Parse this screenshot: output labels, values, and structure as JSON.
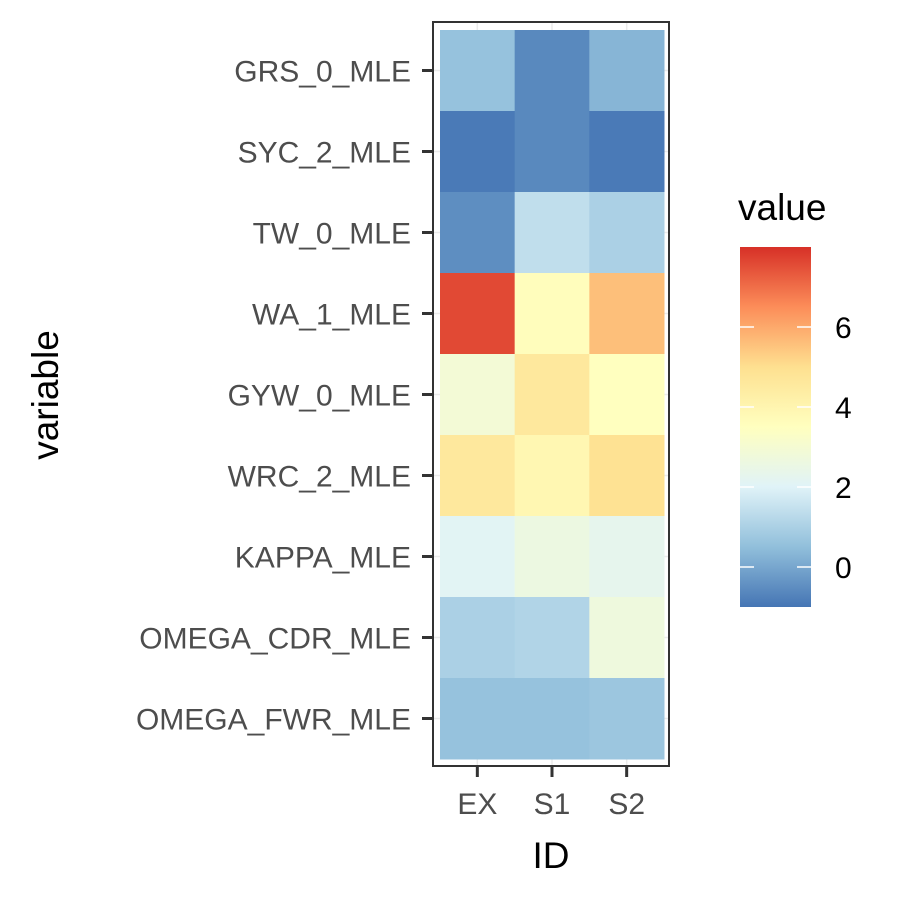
{
  "chart_data": {
    "type": "heatmap",
    "xlabel": "ID",
    "ylabel": "variable",
    "x_categories": [
      "EX",
      "S1",
      "S2"
    ],
    "y_categories": [
      "GRS_0_MLE",
      "SYC_2_MLE",
      "TW_0_MLE",
      "WA_1_MLE",
      "GYW_0_MLE",
      "WRC_2_MLE",
      "KAPPA_MLE",
      "OMEGA_CDR_MLE",
      "OMEGA_FWR_MLE"
    ],
    "values": [
      [
        0.6,
        -0.6,
        0.3
      ],
      [
        -0.9,
        -0.6,
        -0.9
      ],
      [
        -0.5,
        1.4,
        1.0
      ],
      [
        7.6,
        3.6,
        5.6
      ],
      [
        2.9,
        4.6,
        3.5
      ],
      [
        4.6,
        3.9,
        4.9
      ],
      [
        2.1,
        2.6,
        2.3
      ],
      [
        1.0,
        1.1,
        2.7
      ],
      [
        0.6,
        0.6,
        0.7
      ]
    ],
    "colorbar": {
      "title": "value",
      "range": [
        -1.0,
        8.0
      ],
      "ticks": [
        0,
        2,
        4,
        6
      ],
      "tick_labels": [
        "0",
        "2",
        "4",
        "6"
      ],
      "colors": [
        "#4575b4",
        "#91bfdb",
        "#e0f3f8",
        "#ffffbf",
        "#fee090",
        "#fc8d59",
        "#d73027"
      ]
    },
    "grid": true,
    "legend_position": "right"
  }
}
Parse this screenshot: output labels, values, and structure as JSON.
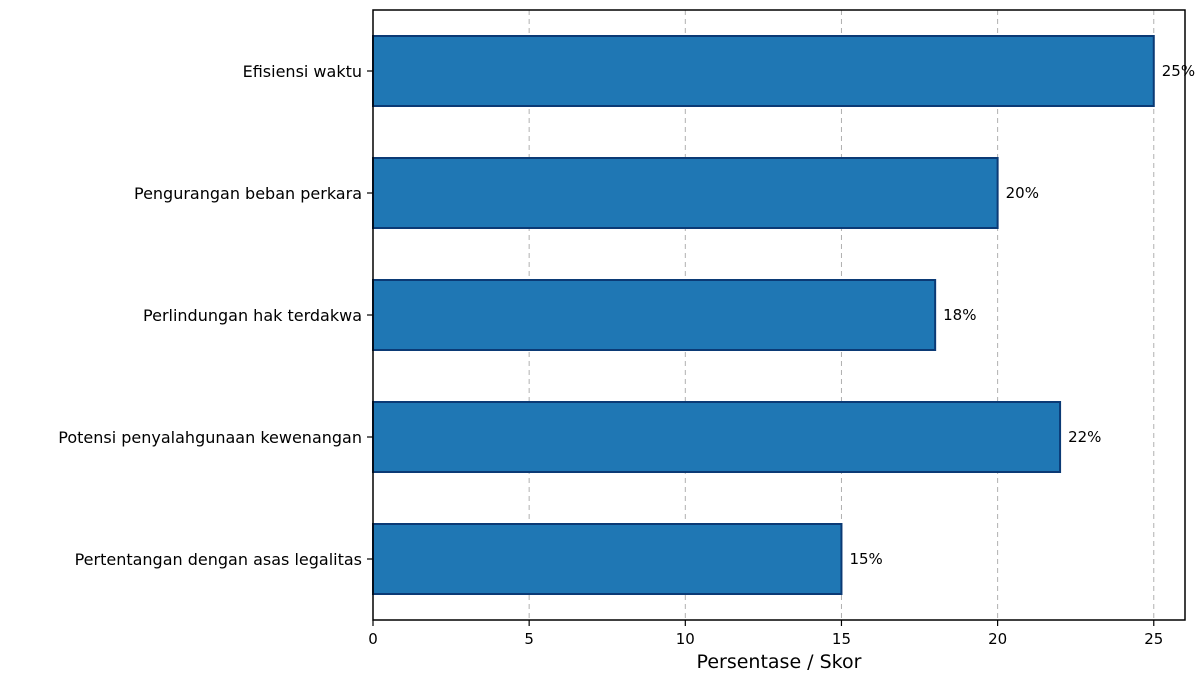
{
  "chart_data": {
    "type": "bar",
    "orientation": "horizontal",
    "categories": [
      "Efisiensi waktu",
      "Pengurangan beban perkara",
      "Perlindungan hak terdakwa",
      "Potensi penyalahgunaan kewenangan",
      "Pertentangan dengan asas legalitas"
    ],
    "values": [
      25,
      20,
      18,
      22,
      15
    ],
    "value_labels": [
      "25%",
      "20%",
      "18%",
      "22%",
      "15%"
    ],
    "title": "",
    "xlabel": "Persentase / Skor",
    "ylabel": "",
    "xlim": [
      0,
      26
    ],
    "xticks": [
      0,
      5,
      10,
      15,
      20,
      25
    ],
    "xtick_labels": [
      "0",
      "5",
      "10",
      "15",
      "20",
      "25"
    ],
    "grid": "x-axis dashed",
    "legend": "none",
    "colors": {
      "bar_fill": "#1f77b4",
      "bar_edge": "#0b3a75",
      "grid": "#b0b0b0",
      "axis": "#000000"
    }
  }
}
+===+
*PROBLEM TO SOLVE*:
Each line in the records above should be reproduced exactly; images are not copied.

*EXERCISE RESULT*:
Parse this screenshot: output labels, values, and structure as JSON.
{
  "chart_data": {
    "type": "heatmap",
    "xlabel": "ID",
    "ylabel": "variable",
    "x_categories": [
      "EX",
      "S1",
      "S2"
    ],
    "y_categories": [
      "GRS_0_MLE",
      "SYC_2_MLE",
      "TW_0_MLE",
      "WA_1_MLE",
      "GYW_0_MLE",
      "WRC_2_MLE",
      "KAPPA_MLE",
      "OMEGA_CDR_MLE",
      "OMEGA_FWR_MLE"
    ],
    "values": [
      [
        0.6,
        -0.6,
        0.3
      ],
      [
        -0.9,
        -0.6,
        -0.9
      ],
      [
        -0.5,
        1.4,
        1.0
      ],
      [
        7.6,
        3.6,
        5.6
      ],
      [
        2.9,
        4.6,
        3.5
      ],
      [
        4.6,
        3.9,
        4.9
      ],
      [
        2.1,
        2.6,
        2.3
      ],
      [
        1.0,
        1.1,
        2.7
      ],
      [
        0.6,
        0.6,
        0.7
      ]
    ],
    "colorbar": {
      "title": "value",
      "range": [
        -1.0,
        8.0
      ],
      "ticks": [
        0,
        2,
        4,
        6
      ],
      "tick_labels": [
        "0",
        "2",
        "4",
        "6"
      ],
      "colors": [
        "#4575b4",
        "#91bfdb",
        "#e0f3f8",
        "#ffffbf",
        "#fee090",
        "#fc8d59",
        "#d73027"
      ]
    },
    "grid": true,
    "legend_position": "right"
  }
}
Parse this screenshot: output labels, values, and structure as JSON.
{
  "chart_data": {
    "type": "bar",
    "orientation": "horizontal",
    "categories": [
      "Efisiensi waktu",
      "Pengurangan beban perkara",
      "Perlindungan hak terdakwa",
      "Potensi penyalahgunaan kewenangan",
      "Pertentangan dengan asas legalitas"
    ],
    "values": [
      25,
      20,
      18,
      22,
      15
    ],
    "value_labels": [
      "25%",
      "20%",
      "18%",
      "22%",
      "15%"
    ],
    "title": "",
    "xlabel": "Persentase / Skor",
    "ylabel": "",
    "xlim": [
      0,
      26
    ],
    "xticks": [
      0,
      5,
      10,
      15,
      20,
      25
    ],
    "xtick_labels": [
      "0",
      "5",
      "10",
      "15",
      "20",
      "25"
    ],
    "grid": "x-axis dashed",
    "legend": "none",
    "colors": {
      "bar_fill": "#1f77b4",
      "bar_edge": "#0b3a75",
      "grid": "#b0b0b0",
      "axis": "#000000"
    }
  }
}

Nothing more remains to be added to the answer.